_Aim:_ Could you repeat, word for word, every line from the one containing "Read out every word on this page." through the final line of the records below, and nothing else?
────────────────
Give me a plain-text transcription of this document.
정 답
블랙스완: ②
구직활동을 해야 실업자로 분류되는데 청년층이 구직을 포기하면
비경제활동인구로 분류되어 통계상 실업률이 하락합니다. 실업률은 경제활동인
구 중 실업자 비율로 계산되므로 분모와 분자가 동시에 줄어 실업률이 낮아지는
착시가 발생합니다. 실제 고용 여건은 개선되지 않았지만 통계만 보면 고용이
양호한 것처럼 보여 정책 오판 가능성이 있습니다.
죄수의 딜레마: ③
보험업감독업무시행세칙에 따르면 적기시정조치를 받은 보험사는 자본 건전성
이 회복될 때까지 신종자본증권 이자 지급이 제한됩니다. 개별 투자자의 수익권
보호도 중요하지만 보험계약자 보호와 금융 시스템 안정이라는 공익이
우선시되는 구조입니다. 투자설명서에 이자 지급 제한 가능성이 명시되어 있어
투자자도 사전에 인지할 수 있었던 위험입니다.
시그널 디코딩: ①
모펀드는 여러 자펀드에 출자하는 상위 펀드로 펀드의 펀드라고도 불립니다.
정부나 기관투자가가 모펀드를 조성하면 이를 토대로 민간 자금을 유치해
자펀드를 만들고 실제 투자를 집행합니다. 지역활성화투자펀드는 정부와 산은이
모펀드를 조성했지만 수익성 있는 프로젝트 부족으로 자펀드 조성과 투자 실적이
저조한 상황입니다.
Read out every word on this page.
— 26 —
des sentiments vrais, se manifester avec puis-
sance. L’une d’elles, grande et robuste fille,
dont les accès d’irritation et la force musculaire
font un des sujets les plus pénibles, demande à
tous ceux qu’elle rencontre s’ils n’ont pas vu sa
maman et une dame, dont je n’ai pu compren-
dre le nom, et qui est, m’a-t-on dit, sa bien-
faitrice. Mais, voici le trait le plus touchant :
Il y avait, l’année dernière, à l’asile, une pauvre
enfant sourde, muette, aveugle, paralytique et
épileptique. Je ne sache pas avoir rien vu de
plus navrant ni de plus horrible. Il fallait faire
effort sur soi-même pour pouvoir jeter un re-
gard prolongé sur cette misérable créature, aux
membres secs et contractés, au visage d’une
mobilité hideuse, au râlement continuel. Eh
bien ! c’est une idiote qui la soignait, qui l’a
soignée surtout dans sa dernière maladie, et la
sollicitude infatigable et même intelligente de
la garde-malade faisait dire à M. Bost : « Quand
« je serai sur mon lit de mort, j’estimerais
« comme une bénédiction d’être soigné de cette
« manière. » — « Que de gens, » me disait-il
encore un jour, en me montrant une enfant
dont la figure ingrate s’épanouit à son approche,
────────────────
_Completed task:_
Read out every word on this page.
— 26 —
des sentiments vrais, se manifester avec puis-
sance. L’une d’elles, grande et robuste fille,
dont les accès d’irritation et la force musculaire
font un des sujets les plus pénibles, demande à
tous ceux qu’elle rencontre s’ils n’ont pas vu sa
maman et une dame, dont je n’ai pu compren-
dre le nom, et qui est, m’a-t-on dit, sa bien-
faitrice. Mais, voici le trait le plus touchant :
Il y avait, l’année dernière, à l’asile, une pauvre
enfant sourde, muette, aveugle, paralytique et
épileptique. Je ne sache pas avoir rien vu de
plus navrant ni de plus horrible. Il fallait faire
effort sur soi-même pour pouvoir jeter un re-
gard prolongé sur cette misérable créature, aux
membres secs et contractés, au visage d’une
mobilité hideuse, au râlement continuel. Eh
bien ! c’est une idiote qui la soignait, qui l’a
soignée surtout dans sa dernière maladie, et la
sollicitude infatigable et même intelligente de
la garde-malade faisait dire à M. Bost : « Quand
« je serai sur mon lit de mort, j’estimerais
« comme une bénédiction d’être soigné de cette
« manière. » — « Que de gens, » me disait-il
encore un jour, en me montrant une enfant
dont la figure ingrate s’épanouit à son approche,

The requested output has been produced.